__Objective__
The records below are to be quoted in full; please keep every word exact.

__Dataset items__
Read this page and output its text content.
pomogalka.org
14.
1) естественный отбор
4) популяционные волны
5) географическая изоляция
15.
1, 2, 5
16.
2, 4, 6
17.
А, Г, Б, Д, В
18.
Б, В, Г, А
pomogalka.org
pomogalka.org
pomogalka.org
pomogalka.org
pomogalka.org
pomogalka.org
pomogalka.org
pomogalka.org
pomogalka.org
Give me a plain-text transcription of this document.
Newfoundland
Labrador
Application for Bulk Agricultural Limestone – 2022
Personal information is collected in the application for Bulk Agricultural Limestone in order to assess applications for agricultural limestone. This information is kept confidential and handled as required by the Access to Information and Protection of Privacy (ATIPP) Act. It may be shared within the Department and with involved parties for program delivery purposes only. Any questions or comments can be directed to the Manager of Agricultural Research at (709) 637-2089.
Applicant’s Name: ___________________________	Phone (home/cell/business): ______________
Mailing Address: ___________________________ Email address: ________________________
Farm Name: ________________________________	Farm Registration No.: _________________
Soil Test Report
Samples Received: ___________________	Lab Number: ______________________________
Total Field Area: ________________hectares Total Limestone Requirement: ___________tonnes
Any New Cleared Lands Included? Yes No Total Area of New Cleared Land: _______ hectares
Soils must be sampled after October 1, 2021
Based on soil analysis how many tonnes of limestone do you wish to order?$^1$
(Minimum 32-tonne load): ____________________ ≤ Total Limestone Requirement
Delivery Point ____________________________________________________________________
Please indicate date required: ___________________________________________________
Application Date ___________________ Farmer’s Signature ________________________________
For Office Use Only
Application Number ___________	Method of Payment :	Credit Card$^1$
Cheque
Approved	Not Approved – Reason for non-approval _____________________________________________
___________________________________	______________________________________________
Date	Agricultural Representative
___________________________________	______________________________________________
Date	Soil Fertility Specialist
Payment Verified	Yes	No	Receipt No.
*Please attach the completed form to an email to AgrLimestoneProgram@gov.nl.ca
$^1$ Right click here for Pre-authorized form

__In response__
Read this page and output its text content.
pomogalka.org
14.
1) естественный отбор
4) популяционные волны
5) географическая изоляция
15.
1, 2, 5
16.
2, 4, 6
17.
А, Г, Б, Д, В
18.
Б, В, Г, А
pomogalka.org
pomogalka.org
pomogalka.org
pomogalka.org
pomogalka.org
pomogalka.org
pomogalka.org
pomogalka.org
pomogalka.org
Give me a plain-text transcription of this document.
Newfoundland
Labrador
Application for Bulk Agricultural Limestone – 2022
Personal information is collected in the application for Bulk Agricultural Limestone in order to assess applications for agricultural limestone. This information is kept confidential and handled as required by the Access to Information and Protection of Privacy (ATIPP) Act. It may be shared within the Department and with involved parties for program delivery purposes only. Any questions or comments can be directed to the Manager of Agricultural Research at (709) 637-2089.
Applicant’s Name: ___________________________	Phone (home/cell/business): ______________
Mailing Address: ___________________________ Email address: ________________________
Farm Name: ________________________________	Farm Registration No.: _________________
Soil Test Report
Samples Received: ___________________	Lab Number: ______________________________
Total Field Area: ________________hectares Total Limestone Requirement: ___________tonnes
Any New Cleared Lands Included? Yes No Total Area of New Cleared Land: _______ hectares
Soils must be sampled after October 1, 2021
Based on soil analysis how many tonnes of limestone do you wish to order?$^1$
(Minimum 32-tonne load): ____________________ ≤ Total Limestone Requirement
Delivery Point ____________________________________________________________________
Please indicate date required: ___________________________________________________
Application Date ___________________ Farmer’s Signature ________________________________
For Office Use Only
Application Number ___________	Method of Payment :	Credit Card$^1$
Cheque
Approved	Not Approved – Reason for non-approval _____________________________________________
___________________________________	______________________________________________
Date	Agricultural Representative
___________________________________	______________________________________________
Date	Soil Fertility Specialist
Payment Verified	Yes	No	Receipt No.
*Please attach the completed form to an email to AgrLimestoneProgram@gov.nl.ca
$^1$ Right click here for Pre-authorized form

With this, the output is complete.